**STATED EXERCISE**.
From the data below, copy out only the lines that contain the string "zone". Letter case must match.

**GIVEN INFORMATION**.
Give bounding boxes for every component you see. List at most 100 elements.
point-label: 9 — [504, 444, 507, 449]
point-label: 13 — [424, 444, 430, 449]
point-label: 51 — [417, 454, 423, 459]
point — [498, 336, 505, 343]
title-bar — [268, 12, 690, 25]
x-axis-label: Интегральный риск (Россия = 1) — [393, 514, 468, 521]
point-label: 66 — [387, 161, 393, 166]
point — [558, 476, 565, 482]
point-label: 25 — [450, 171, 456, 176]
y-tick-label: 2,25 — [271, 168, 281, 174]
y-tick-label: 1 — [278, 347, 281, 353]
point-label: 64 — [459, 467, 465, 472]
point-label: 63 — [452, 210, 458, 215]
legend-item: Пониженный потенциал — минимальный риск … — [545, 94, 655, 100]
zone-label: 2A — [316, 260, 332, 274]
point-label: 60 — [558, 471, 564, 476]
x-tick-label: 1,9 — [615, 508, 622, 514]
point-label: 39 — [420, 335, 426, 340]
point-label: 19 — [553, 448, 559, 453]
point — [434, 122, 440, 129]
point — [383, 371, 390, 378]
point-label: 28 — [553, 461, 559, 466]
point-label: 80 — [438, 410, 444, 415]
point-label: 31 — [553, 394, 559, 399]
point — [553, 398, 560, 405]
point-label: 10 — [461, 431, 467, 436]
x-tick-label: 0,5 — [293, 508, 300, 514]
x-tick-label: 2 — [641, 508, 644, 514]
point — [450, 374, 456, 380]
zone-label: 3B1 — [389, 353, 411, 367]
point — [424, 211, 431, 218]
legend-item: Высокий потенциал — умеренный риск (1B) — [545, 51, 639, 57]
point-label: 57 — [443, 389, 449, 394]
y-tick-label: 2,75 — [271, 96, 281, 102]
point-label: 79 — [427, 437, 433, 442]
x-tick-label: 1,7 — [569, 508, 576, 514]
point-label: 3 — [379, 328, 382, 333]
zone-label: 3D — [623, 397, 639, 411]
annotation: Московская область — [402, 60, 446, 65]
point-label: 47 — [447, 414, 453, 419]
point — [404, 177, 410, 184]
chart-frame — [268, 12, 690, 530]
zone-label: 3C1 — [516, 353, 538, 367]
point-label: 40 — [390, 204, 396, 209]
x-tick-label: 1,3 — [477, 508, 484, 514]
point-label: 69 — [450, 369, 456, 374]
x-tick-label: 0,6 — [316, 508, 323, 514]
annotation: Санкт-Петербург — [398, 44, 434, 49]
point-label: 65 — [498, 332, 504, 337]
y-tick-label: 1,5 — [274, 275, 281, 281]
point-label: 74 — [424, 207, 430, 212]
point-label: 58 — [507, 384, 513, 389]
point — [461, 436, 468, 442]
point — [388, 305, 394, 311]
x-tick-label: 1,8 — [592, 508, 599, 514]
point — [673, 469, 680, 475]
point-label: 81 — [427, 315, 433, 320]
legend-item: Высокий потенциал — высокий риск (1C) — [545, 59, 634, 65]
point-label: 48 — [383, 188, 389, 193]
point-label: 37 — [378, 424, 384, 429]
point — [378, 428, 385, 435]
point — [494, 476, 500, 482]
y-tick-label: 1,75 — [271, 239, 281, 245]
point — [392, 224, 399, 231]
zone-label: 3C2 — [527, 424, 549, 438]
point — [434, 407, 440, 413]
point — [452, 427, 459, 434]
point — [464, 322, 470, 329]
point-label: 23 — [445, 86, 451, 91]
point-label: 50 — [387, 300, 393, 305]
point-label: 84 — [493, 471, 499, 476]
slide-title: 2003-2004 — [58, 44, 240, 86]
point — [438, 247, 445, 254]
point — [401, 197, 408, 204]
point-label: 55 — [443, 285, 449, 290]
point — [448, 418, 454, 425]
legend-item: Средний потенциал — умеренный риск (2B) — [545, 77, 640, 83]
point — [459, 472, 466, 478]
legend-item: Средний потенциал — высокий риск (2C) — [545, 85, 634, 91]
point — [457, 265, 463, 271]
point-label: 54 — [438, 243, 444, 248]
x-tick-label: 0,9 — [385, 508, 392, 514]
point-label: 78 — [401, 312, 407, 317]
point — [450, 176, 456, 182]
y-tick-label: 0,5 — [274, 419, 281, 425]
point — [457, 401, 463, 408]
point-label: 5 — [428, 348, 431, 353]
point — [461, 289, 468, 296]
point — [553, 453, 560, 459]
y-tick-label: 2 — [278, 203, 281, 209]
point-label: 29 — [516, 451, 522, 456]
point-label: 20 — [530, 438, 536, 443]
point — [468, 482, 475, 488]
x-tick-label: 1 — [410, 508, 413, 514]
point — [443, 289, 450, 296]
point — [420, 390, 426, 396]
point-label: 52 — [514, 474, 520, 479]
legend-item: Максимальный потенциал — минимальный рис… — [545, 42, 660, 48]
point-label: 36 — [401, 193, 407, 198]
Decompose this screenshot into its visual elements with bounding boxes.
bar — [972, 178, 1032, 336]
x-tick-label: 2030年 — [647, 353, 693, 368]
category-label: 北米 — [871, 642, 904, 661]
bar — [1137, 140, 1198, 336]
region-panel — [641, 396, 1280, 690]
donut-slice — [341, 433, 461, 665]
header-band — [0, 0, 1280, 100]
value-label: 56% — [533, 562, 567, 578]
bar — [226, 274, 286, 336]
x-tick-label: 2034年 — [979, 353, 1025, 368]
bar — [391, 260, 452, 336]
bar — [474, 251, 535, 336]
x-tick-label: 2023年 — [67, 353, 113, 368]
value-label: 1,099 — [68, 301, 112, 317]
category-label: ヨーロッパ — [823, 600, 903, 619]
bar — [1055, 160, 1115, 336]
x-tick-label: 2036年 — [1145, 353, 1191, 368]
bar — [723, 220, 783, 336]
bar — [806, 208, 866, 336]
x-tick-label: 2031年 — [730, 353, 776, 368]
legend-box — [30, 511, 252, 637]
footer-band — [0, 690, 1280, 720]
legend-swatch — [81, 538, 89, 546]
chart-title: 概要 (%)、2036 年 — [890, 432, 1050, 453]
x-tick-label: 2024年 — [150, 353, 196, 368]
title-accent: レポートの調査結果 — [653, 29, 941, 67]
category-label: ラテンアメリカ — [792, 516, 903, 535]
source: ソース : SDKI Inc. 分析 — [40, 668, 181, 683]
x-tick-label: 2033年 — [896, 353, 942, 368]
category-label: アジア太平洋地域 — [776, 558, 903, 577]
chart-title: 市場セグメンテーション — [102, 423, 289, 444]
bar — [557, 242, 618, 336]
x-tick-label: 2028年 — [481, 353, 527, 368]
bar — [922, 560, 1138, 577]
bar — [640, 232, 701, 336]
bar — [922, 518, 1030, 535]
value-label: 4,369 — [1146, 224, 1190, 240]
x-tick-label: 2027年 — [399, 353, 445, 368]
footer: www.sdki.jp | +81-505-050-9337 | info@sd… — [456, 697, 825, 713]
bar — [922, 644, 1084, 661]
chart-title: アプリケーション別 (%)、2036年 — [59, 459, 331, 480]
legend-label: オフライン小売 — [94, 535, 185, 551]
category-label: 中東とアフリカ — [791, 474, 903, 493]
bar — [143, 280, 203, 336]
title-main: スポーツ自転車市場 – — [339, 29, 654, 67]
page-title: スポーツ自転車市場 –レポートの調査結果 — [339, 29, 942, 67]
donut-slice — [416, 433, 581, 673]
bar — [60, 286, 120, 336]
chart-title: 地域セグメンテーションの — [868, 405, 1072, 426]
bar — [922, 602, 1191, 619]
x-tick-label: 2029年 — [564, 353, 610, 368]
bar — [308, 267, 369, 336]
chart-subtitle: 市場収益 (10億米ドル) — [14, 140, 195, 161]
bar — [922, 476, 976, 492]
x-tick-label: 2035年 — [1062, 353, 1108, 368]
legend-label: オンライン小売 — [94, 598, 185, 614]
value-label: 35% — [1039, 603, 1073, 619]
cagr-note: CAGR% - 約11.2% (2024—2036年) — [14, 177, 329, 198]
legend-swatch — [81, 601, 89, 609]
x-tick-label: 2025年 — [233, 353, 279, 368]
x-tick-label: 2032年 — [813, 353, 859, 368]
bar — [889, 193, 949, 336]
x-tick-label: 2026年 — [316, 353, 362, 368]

**ANSWER IN FULL**.
zone-label: 2A — [316, 260, 332, 274]
zone-label: 3B1 — [389, 353, 411, 367]
zone-label: 3D — [623, 397, 639, 411]
zone-label: 3C1 — [516, 353, 538, 367]
zone-label: 3C2 — [527, 424, 549, 438]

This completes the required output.